■ **Task**
Rewrite the data below, replacing every "x-tick-label" with "horizontal-tick-label" and leaving everything else unchanged.

(Region boundary data)
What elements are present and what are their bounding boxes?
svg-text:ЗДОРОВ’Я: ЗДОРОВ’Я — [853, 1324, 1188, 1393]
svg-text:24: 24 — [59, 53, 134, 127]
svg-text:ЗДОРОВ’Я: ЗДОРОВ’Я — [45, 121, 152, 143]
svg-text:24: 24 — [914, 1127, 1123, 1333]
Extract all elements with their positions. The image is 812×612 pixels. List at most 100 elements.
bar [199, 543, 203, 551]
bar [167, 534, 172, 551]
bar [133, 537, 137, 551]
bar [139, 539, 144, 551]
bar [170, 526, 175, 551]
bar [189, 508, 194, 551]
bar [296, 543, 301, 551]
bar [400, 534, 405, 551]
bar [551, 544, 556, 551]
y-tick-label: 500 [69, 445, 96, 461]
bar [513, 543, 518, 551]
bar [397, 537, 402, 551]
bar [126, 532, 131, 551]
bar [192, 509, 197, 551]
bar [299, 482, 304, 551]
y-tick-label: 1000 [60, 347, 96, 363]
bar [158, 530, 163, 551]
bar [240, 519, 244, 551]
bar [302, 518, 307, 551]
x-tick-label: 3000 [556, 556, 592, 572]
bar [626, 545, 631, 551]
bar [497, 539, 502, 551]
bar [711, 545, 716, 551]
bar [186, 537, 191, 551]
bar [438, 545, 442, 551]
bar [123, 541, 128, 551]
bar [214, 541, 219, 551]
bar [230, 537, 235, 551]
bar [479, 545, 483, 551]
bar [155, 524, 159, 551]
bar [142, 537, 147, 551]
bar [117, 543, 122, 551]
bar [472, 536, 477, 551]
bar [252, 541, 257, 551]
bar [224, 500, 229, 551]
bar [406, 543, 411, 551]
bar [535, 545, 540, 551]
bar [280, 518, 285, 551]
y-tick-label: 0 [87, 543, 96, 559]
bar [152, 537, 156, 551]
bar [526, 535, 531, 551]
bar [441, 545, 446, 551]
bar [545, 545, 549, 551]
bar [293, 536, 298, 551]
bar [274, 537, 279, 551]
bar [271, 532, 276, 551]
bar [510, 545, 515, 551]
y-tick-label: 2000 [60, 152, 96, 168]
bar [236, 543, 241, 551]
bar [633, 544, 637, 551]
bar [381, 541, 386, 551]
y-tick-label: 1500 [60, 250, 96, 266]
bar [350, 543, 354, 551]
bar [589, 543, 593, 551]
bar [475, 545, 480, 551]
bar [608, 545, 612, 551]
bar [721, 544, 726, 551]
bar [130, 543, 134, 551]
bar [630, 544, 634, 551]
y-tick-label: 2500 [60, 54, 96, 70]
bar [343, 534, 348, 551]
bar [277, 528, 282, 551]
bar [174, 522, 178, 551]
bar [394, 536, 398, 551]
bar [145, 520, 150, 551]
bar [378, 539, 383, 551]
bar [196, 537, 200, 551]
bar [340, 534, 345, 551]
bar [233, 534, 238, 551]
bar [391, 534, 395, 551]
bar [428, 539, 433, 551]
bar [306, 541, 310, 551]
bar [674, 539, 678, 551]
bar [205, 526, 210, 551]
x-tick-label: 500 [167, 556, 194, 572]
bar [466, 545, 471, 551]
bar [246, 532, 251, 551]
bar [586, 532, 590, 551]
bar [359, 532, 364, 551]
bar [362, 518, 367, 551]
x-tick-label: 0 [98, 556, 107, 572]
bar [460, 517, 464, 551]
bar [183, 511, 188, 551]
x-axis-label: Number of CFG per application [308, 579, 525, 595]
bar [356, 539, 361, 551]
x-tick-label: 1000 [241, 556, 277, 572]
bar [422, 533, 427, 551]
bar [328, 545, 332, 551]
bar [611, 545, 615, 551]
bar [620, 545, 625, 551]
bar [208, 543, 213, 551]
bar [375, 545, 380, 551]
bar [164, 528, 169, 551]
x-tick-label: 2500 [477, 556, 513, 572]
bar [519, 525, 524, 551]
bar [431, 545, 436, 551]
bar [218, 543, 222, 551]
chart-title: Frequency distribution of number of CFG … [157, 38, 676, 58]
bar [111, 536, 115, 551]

■ **Solution for this task**
What elements are present and what are their bounding boxes?
svg-text:ЗДОРОВ’Я: ЗДОРОВ’Я — [853, 1324, 1188, 1393]
svg-text:24: 24 — [59, 53, 134, 127]
svg-text:ЗДОРОВ’Я: ЗДОРОВ’Я — [45, 121, 152, 143]
svg-text:24: 24 — [914, 1127, 1123, 1333]
Extract all elements with their positions. The image is 812×612 pixels. List at most 100 elements.
bar [199, 543, 203, 551]
bar [167, 534, 172, 551]
bar [133, 537, 137, 551]
bar [139, 539, 144, 551]
bar [170, 526, 175, 551]
bar [189, 508, 194, 551]
bar [296, 543, 301, 551]
bar [400, 534, 405, 551]
bar [551, 544, 556, 551]
y-tick-label: 500 [69, 445, 96, 461]
bar [513, 543, 518, 551]
bar [397, 537, 402, 551]
bar [126, 532, 131, 551]
bar [192, 509, 197, 551]
bar [299, 482, 304, 551]
y-tick-label: 1000 [60, 347, 96, 363]
bar [158, 530, 163, 551]
bar [240, 519, 244, 551]
bar [302, 518, 307, 551]
horizontal-tick-label: 3000 [556, 556, 592, 572]
bar [626, 545, 631, 551]
bar [497, 539, 502, 551]
bar [711, 545, 716, 551]
bar [186, 537, 191, 551]
bar [438, 545, 442, 551]
bar [123, 541, 128, 551]
bar [214, 541, 219, 551]
bar [230, 537, 235, 551]
bar [479, 545, 483, 551]
bar [155, 524, 159, 551]
bar [142, 537, 147, 551]
bar [117, 543, 122, 551]
bar [472, 536, 477, 551]
bar [252, 541, 257, 551]
bar [224, 500, 229, 551]
bar [406, 543, 411, 551]
bar [535, 545, 540, 551]
bar [280, 518, 285, 551]
y-tick-label: 0 [87, 543, 96, 559]
bar [152, 537, 156, 551]
bar [526, 535, 531, 551]
bar [441, 545, 446, 551]
bar [545, 545, 549, 551]
bar [293, 536, 298, 551]
bar [274, 537, 279, 551]
bar [271, 532, 276, 551]
bar [510, 545, 515, 551]
y-tick-label: 2000 [60, 152, 96, 168]
bar [236, 543, 241, 551]
bar [633, 544, 637, 551]
bar [381, 541, 386, 551]
y-tick-label: 1500 [60, 250, 96, 266]
bar [350, 543, 354, 551]
bar [589, 543, 593, 551]
bar [475, 545, 480, 551]
bar [608, 545, 612, 551]
bar [721, 544, 726, 551]
bar [130, 543, 134, 551]
bar [630, 544, 634, 551]
y-tick-label: 2500 [60, 54, 96, 70]
bar [343, 534, 348, 551]
bar [277, 528, 282, 551]
bar [174, 522, 178, 551]
bar [394, 536, 398, 551]
bar [145, 520, 150, 551]
bar [378, 539, 383, 551]
bar [196, 537, 200, 551]
bar [340, 534, 345, 551]
bar [233, 534, 238, 551]
bar [391, 534, 395, 551]
bar [428, 539, 433, 551]
bar [306, 541, 310, 551]
bar [674, 539, 678, 551]
bar [205, 526, 210, 551]
horizontal-tick-label: 500 [167, 556, 194, 572]
bar [466, 545, 471, 551]
bar [246, 532, 251, 551]
bar [586, 532, 590, 551]
bar [359, 532, 364, 551]
bar [362, 518, 367, 551]
horizontal-tick-label: 0 [98, 556, 107, 572]
bar [460, 517, 464, 551]
bar [183, 511, 188, 551]
x-axis-label: Number of CFG per application [308, 579, 525, 595]
bar [356, 539, 361, 551]
horizontal-tick-label: 1000 [241, 556, 277, 572]
bar [422, 533, 427, 551]
bar [328, 545, 332, 551]
bar [611, 545, 615, 551]
bar [620, 545, 625, 551]
bar [208, 543, 213, 551]
bar [375, 545, 380, 551]
bar [164, 528, 169, 551]
horizontal-tick-label: 2500 [477, 556, 513, 572]
bar [519, 525, 524, 551]
bar [431, 545, 436, 551]
bar [218, 543, 222, 551]
chart-title: Frequency distribution of number of CFG … [157, 38, 676, 58]
bar [111, 536, 115, 551]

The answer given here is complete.